> **THE REQUEST**
Collect every line below that contains the word "false".
BEGIN SUPPLIED DATA
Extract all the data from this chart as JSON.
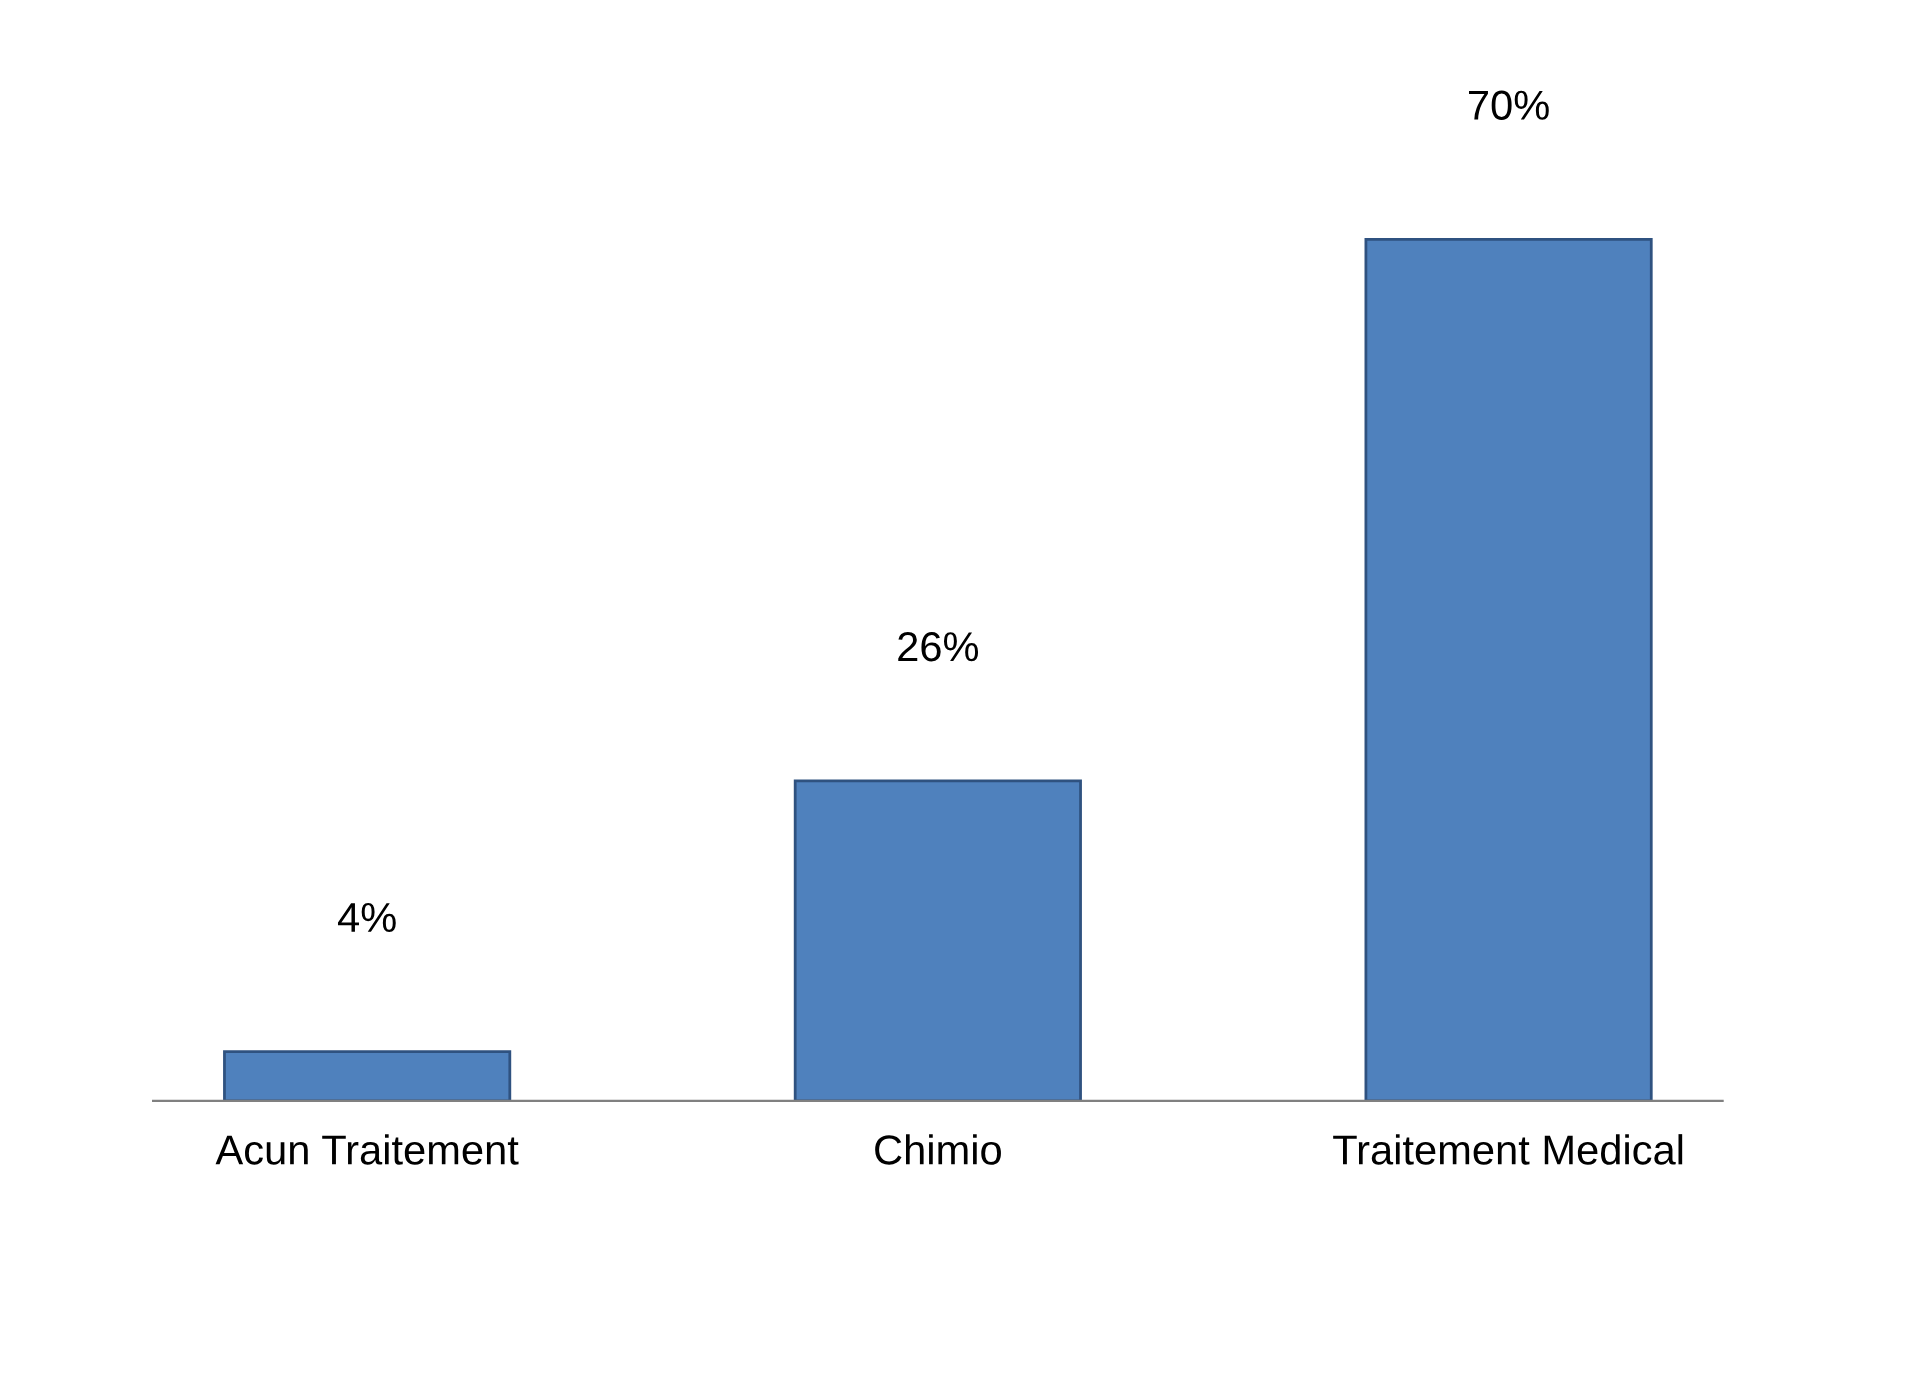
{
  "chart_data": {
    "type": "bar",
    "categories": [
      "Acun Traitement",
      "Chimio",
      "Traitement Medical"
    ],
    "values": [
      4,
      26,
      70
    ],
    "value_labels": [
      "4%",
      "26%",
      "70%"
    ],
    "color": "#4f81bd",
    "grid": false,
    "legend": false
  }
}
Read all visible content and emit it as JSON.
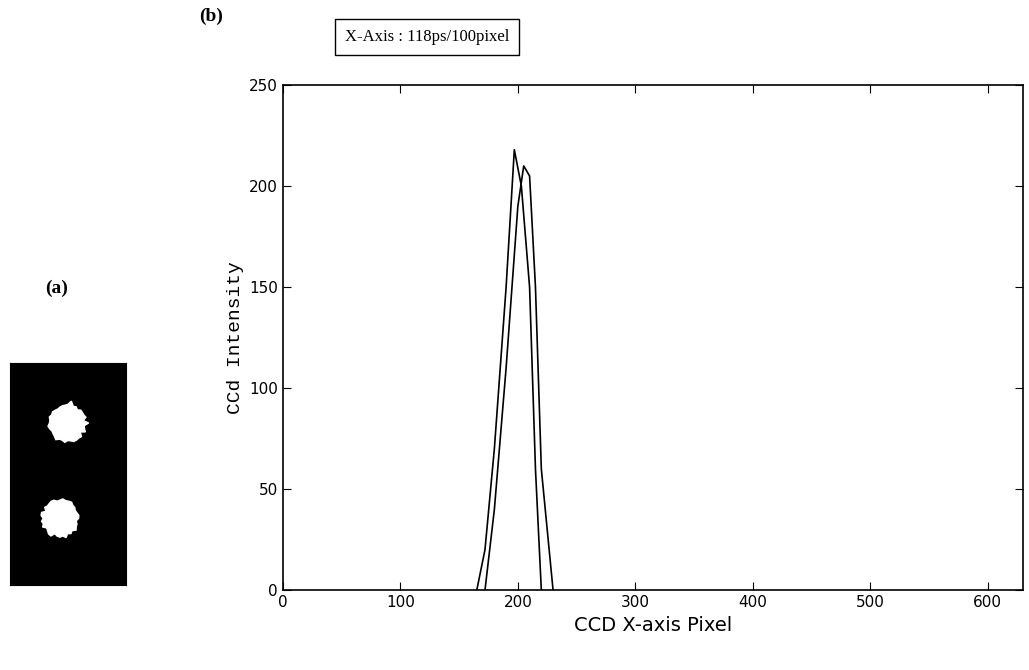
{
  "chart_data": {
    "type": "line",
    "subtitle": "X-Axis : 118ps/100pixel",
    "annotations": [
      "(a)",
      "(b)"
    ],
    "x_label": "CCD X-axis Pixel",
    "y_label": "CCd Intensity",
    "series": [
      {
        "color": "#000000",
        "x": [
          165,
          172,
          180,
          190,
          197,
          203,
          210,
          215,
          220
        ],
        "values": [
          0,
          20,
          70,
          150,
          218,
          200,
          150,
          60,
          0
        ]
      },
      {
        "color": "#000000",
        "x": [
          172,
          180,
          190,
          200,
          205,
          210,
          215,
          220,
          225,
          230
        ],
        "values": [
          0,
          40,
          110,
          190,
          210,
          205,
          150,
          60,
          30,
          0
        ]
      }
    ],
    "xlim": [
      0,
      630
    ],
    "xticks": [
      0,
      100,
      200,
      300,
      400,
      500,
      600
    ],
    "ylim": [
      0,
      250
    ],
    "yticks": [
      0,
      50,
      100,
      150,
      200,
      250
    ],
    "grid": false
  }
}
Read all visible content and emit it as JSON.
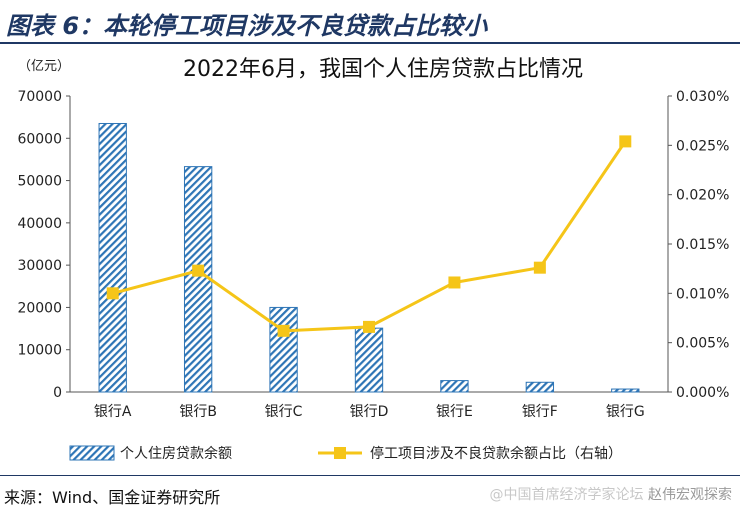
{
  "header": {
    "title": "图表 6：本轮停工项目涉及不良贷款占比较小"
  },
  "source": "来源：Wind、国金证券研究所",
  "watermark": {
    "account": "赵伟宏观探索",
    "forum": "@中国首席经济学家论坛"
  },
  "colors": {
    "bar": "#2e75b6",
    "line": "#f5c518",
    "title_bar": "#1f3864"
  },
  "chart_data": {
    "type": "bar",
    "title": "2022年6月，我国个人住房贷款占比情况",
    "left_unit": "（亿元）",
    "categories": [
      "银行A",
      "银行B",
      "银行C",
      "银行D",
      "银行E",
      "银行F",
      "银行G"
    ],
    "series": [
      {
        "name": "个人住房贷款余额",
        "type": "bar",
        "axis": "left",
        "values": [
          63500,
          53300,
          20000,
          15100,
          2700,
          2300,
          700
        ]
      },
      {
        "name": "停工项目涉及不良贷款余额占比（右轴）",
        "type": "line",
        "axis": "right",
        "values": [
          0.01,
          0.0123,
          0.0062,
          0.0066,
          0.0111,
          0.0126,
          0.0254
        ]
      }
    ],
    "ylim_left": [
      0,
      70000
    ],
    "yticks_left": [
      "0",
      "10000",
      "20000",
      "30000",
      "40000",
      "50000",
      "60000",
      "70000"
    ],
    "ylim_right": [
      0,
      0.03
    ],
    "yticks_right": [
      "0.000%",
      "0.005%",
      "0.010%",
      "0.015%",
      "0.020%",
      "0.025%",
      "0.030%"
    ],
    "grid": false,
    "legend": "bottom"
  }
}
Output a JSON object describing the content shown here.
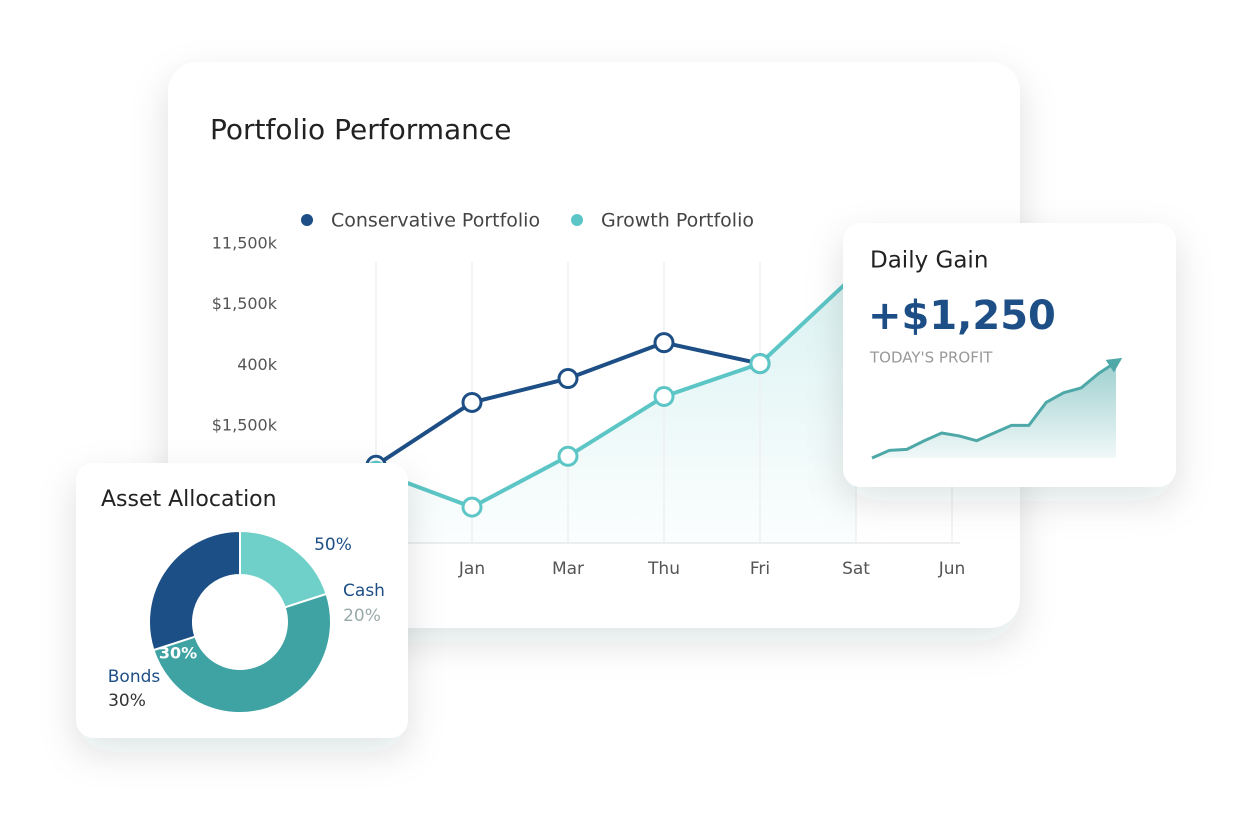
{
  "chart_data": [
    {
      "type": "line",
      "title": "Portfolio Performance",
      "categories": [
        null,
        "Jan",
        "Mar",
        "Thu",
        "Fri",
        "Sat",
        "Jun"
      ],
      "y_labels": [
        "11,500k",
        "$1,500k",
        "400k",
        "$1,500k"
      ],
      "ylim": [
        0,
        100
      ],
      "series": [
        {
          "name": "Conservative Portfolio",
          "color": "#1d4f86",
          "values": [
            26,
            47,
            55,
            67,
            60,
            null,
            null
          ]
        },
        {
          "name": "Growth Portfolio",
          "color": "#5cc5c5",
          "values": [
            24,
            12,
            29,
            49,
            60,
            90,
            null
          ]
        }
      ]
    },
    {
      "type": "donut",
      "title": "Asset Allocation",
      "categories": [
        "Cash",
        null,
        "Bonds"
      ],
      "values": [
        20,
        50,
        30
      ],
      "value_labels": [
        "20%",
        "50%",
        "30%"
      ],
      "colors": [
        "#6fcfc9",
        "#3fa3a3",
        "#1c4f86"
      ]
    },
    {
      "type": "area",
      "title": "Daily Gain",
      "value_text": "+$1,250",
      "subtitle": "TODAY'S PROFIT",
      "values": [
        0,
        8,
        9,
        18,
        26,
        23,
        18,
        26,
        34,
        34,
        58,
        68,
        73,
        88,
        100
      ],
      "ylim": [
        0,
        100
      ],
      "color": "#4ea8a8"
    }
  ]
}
END SUPPLIED DATA
> **WRITTEN ANSWER**
    "grid": false,
    "legend": false
    "grid": false
    "grid": false,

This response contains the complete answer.